__Exercise task__
Find the lines with the string "Corrected" and return them.

__Raw data__
------------------------------------
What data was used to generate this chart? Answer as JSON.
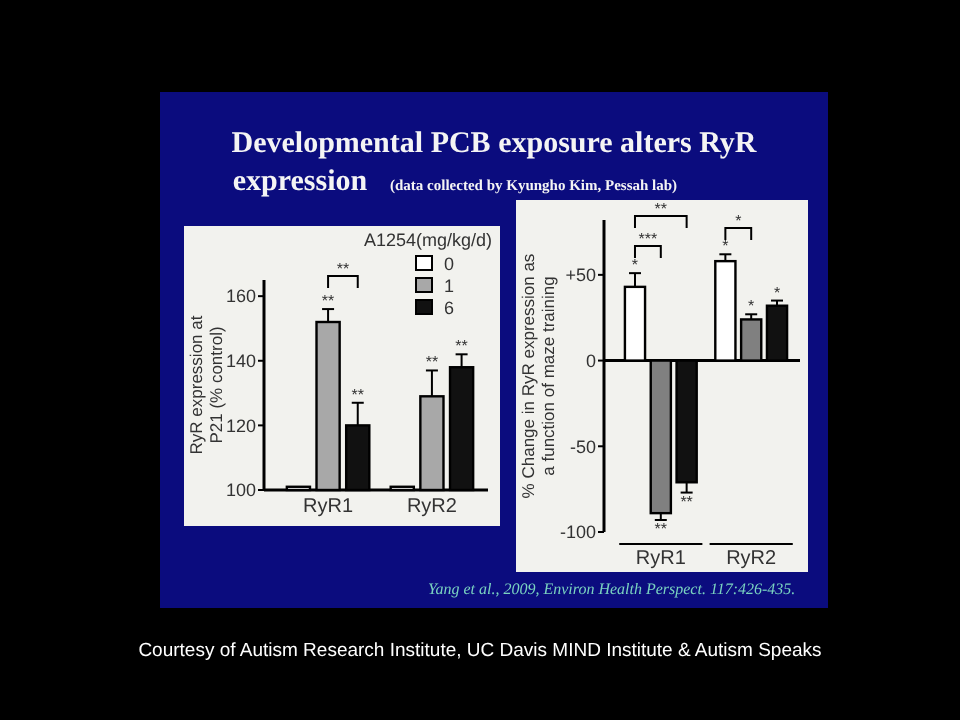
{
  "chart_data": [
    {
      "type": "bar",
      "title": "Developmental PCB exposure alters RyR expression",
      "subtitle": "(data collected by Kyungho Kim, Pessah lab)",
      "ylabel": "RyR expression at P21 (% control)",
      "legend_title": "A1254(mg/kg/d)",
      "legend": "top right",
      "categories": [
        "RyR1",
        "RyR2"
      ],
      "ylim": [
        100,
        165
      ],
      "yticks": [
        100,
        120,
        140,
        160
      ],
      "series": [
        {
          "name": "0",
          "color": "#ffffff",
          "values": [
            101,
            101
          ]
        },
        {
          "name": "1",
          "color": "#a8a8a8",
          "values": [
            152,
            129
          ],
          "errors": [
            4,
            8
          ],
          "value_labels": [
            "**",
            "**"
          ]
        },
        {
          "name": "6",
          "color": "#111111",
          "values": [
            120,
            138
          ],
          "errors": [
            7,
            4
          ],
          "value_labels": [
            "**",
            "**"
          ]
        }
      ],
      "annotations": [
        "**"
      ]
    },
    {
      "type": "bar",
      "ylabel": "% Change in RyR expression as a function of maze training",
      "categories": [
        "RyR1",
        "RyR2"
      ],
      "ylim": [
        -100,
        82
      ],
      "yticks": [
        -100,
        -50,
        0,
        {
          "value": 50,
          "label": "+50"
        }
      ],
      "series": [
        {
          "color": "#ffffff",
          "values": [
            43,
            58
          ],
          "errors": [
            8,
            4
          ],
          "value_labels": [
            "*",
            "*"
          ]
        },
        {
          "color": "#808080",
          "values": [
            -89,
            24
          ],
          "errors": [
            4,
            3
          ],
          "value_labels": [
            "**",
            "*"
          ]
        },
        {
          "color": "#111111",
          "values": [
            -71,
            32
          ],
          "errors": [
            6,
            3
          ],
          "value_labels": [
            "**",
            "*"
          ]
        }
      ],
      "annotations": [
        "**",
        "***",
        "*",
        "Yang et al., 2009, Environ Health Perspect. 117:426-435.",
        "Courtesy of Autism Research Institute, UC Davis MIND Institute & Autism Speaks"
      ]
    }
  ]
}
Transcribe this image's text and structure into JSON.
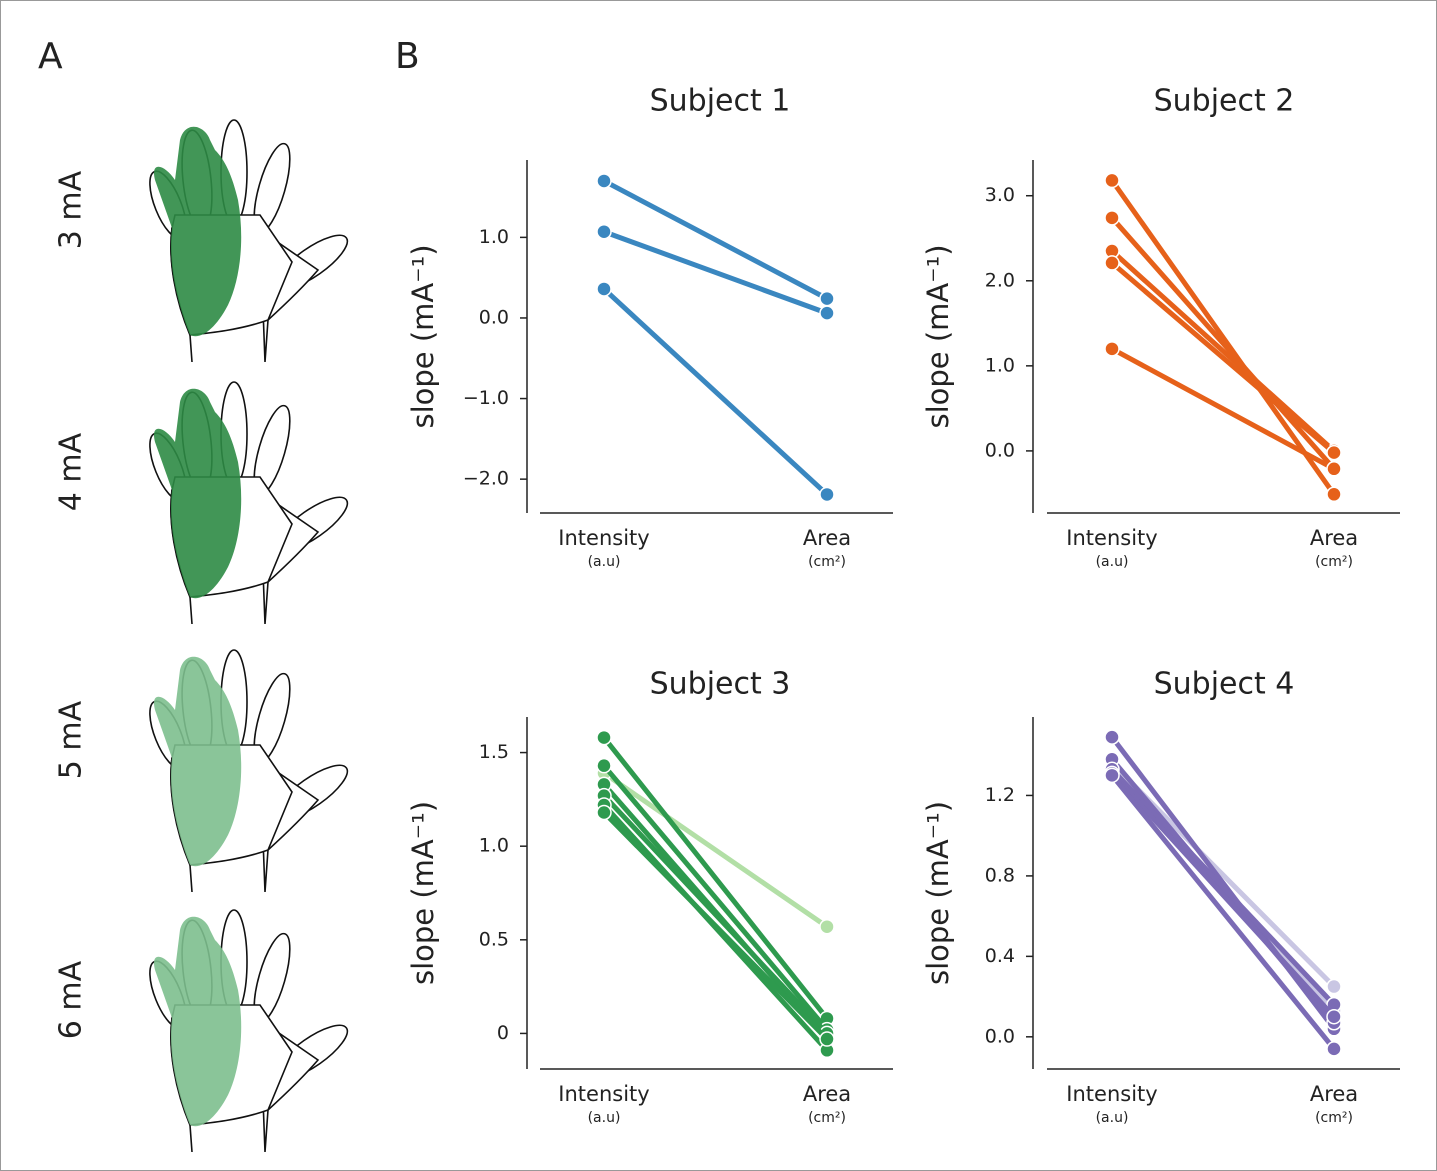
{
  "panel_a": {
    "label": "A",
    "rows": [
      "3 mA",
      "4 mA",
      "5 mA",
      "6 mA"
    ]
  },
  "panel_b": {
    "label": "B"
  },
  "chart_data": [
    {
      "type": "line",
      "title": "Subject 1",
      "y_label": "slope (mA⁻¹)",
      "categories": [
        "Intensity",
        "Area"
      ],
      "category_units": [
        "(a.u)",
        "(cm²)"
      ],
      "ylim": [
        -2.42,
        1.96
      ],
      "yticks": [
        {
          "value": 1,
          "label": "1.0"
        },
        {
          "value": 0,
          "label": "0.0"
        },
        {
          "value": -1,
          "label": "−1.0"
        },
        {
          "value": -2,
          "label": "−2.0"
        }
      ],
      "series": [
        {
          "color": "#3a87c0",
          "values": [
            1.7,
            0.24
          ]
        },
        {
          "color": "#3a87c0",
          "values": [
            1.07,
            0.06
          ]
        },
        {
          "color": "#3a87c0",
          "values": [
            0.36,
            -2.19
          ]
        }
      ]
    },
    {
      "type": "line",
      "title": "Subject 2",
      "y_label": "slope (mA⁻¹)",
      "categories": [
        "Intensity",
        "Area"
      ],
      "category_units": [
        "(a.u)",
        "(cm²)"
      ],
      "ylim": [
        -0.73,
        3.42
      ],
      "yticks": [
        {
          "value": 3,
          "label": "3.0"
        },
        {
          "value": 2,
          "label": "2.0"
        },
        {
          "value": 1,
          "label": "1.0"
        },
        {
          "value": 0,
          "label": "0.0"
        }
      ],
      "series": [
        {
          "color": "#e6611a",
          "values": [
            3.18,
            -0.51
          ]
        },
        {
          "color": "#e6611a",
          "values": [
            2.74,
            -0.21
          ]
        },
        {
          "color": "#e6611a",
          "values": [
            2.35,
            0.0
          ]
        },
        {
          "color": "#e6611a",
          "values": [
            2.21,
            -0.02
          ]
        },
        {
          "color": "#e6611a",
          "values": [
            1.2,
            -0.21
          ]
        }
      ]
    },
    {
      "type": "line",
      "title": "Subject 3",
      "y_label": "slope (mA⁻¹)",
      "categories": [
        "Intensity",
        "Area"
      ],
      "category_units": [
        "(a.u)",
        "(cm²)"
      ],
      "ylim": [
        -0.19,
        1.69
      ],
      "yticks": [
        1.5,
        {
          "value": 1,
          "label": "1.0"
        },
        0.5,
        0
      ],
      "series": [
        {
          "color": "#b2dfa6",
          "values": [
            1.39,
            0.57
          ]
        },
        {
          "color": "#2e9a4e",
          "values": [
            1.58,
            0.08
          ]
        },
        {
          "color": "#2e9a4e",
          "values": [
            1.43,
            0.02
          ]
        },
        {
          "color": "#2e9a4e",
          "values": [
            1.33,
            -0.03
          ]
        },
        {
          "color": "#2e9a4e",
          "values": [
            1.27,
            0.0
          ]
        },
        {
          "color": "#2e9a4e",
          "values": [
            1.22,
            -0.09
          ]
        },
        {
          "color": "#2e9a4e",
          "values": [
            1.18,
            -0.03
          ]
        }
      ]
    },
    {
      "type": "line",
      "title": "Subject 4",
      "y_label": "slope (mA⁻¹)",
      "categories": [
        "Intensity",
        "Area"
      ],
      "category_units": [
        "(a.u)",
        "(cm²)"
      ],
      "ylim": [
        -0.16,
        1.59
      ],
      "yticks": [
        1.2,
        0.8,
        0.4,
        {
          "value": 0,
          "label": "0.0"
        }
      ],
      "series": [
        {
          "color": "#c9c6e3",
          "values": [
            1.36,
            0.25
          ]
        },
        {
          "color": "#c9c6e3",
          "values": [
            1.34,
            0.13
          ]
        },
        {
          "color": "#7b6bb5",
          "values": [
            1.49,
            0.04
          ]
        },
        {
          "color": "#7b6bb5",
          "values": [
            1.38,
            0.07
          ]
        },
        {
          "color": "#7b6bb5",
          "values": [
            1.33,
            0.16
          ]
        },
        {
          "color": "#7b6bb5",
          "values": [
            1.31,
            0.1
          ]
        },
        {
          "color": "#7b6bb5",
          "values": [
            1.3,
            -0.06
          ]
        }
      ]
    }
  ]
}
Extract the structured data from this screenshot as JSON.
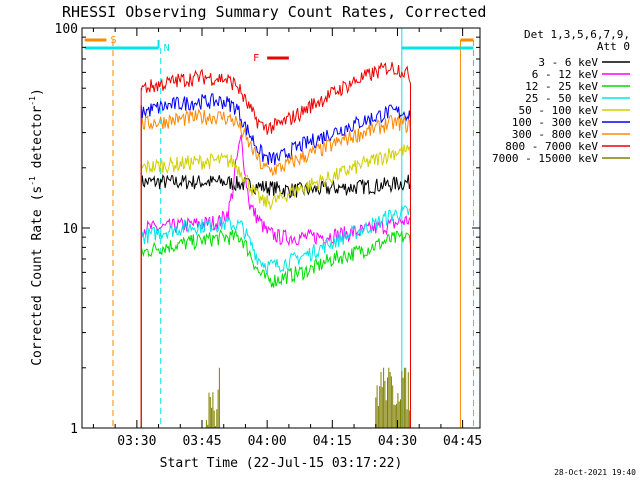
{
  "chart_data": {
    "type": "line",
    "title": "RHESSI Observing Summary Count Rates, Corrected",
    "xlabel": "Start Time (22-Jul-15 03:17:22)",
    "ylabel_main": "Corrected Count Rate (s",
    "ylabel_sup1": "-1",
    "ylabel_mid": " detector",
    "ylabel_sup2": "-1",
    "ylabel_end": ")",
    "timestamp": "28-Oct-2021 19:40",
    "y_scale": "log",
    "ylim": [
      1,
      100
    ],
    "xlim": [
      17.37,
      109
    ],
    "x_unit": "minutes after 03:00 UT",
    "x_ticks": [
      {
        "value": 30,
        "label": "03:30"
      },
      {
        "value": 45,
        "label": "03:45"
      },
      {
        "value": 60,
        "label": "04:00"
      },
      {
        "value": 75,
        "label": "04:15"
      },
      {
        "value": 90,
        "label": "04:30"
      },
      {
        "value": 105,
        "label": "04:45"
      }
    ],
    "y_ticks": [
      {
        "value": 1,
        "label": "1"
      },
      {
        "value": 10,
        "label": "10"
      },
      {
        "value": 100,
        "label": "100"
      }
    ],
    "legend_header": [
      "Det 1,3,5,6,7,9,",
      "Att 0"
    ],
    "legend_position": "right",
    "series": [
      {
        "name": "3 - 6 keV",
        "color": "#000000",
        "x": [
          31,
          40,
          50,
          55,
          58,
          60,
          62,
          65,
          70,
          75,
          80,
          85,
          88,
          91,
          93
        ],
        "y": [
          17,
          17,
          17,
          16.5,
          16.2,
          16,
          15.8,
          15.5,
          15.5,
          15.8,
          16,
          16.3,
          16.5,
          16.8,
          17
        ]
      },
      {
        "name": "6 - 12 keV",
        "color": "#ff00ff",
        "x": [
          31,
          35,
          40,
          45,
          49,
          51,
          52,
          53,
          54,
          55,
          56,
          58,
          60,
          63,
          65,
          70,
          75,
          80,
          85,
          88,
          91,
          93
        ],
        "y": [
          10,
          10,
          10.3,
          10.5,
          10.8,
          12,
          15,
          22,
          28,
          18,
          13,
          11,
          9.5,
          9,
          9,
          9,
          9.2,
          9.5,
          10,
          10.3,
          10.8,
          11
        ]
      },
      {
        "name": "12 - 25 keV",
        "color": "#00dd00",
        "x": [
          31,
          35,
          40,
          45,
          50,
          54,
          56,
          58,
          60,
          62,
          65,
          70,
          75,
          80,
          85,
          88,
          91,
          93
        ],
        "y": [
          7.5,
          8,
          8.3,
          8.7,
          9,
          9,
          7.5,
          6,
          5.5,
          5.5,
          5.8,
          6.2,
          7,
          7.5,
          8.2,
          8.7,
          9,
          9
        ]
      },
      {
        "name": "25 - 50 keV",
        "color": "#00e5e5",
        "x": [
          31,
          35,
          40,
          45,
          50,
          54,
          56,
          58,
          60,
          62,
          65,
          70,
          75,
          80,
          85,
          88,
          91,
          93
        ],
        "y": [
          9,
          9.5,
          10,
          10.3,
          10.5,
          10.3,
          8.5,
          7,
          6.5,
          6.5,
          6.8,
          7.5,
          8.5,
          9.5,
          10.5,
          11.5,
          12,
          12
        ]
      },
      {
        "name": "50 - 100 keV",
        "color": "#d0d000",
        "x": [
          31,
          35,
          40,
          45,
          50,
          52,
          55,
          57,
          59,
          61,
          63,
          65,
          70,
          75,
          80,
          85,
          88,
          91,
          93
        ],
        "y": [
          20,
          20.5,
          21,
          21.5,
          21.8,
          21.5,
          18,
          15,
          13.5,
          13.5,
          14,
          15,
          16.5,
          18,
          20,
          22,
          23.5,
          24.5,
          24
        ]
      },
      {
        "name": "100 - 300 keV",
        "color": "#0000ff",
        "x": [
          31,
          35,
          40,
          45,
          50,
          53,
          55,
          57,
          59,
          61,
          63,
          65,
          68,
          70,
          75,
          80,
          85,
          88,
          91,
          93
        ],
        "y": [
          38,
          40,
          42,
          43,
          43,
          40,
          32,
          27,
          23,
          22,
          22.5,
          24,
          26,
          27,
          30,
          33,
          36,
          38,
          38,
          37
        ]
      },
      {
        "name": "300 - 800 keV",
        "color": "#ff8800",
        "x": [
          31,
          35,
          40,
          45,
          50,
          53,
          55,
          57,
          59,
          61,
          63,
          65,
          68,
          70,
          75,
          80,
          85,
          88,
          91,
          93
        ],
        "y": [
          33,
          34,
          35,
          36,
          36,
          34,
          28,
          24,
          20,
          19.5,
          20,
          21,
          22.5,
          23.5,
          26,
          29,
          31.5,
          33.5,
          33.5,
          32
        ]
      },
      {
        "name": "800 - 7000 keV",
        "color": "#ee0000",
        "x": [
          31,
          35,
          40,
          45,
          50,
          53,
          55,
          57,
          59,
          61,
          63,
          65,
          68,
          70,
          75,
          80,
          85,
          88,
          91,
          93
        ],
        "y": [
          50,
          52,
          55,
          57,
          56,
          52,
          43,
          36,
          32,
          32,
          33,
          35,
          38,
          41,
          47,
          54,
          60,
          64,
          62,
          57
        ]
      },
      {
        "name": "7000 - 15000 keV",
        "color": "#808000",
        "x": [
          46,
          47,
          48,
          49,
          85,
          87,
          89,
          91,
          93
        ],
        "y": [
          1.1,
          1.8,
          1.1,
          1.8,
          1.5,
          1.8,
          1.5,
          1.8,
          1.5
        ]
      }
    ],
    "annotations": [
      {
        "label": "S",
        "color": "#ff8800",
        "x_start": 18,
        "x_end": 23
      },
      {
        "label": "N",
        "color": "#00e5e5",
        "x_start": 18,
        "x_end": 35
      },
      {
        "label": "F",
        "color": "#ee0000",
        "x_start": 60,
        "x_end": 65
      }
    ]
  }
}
------------------------------------
__Worked answer__
    "title": "RHESSI Observing Summary Count Rates, Corrected",
    "ylabel_main": "Corrected Count Rate (s",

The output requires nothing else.